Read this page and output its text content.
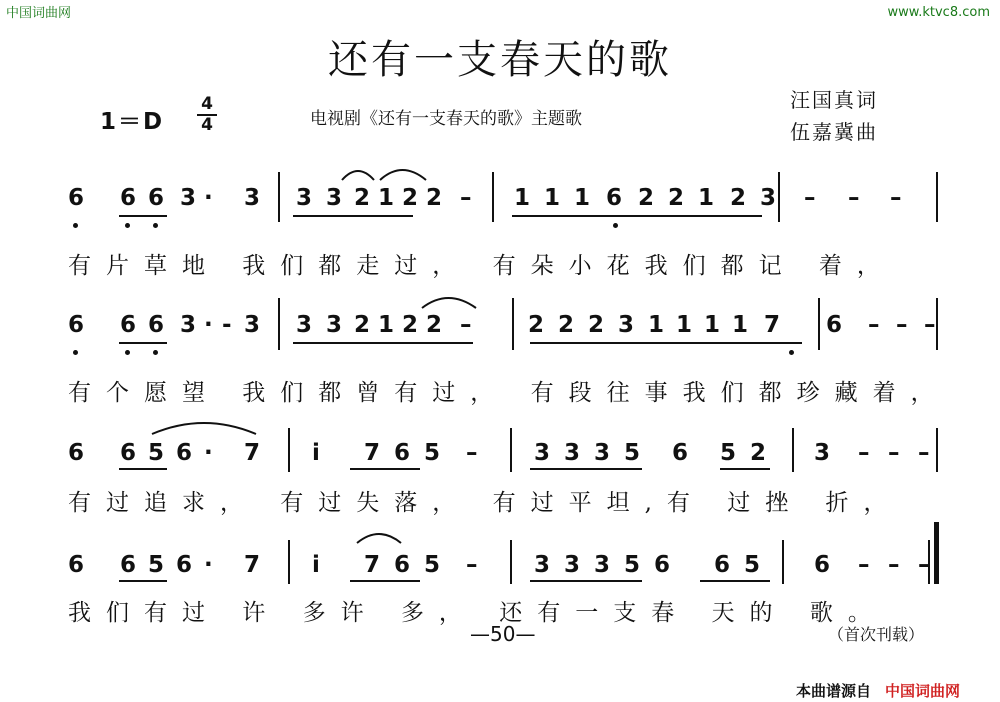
中国词曲网	www.ktvc8.com
还有一支春天的歌
1＝D
4
4	电视剧《还有一支春天的歌》主题歌
汪国真词
伍嘉冀曲
6 6 6 3 · 3 3 3 2 1 2 2 – 1 1 1 6 2 2 1 2 3 – – –
有片草地 我们都走过， 有朵小花我们都记 着，
6 6 6 3 · - 3 3 3 2 1 2 2 – 2 2 2 3 1 1 1 1 7 6 – – –
有个愿望 我们都曾有过， 有段往事我们都珍藏着，
6 6 5 6 · 7 i 7 6 5 – 3 3 3 5 6 5 2 3 – – –
有过追求， 有过失落， 有过平坦,有 过挫 折，
6 6 5 6 · 7 i 7 6 5 – 3 3 3 5 6 6 5 6 – – –
我们有过 许 多许 多， 还有一支春 天的 歌。
—50—	（首次刊载）
本曲谱源自 中国词曲网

● Directions for this task:
Your task is to repeat the material above exactly, without its pictures.

● Written response:
Read this page and output its text content.
中国词曲网	www.ktvc8.com
还有一支春天的歌
1＝D
4
4	电视剧《还有一支春天的歌》主题歌
汪国真词
伍嘉冀曲
6 6 6 3 · 3 3 3 2 1 2 2 – 1 1 1 6 2 2 1 2 3 – – –
有片草地 我们都走过， 有朵小花我们都记 着，
6 6 6 3 · - 3 3 3 2 1 2 2 – 2 2 2 3 1 1 1 1 7 6 – – –
有个愿望 我们都曾有过， 有段往事我们都珍藏着，
6 6 5 6 · 7 i 7 6 5 – 3 3 3 5 6 5 2 3 – – –
有过追求， 有过失落， 有过平坦,有 过挫 折，
6 6 5 6 · 7 i 7 6 5 – 3 3 3 5 6 6 5 6 – – –
我们有过 许 多许 多， 还有一支春 天的 歌。
—50—	（首次刊载）
本曲谱源自 中国词曲网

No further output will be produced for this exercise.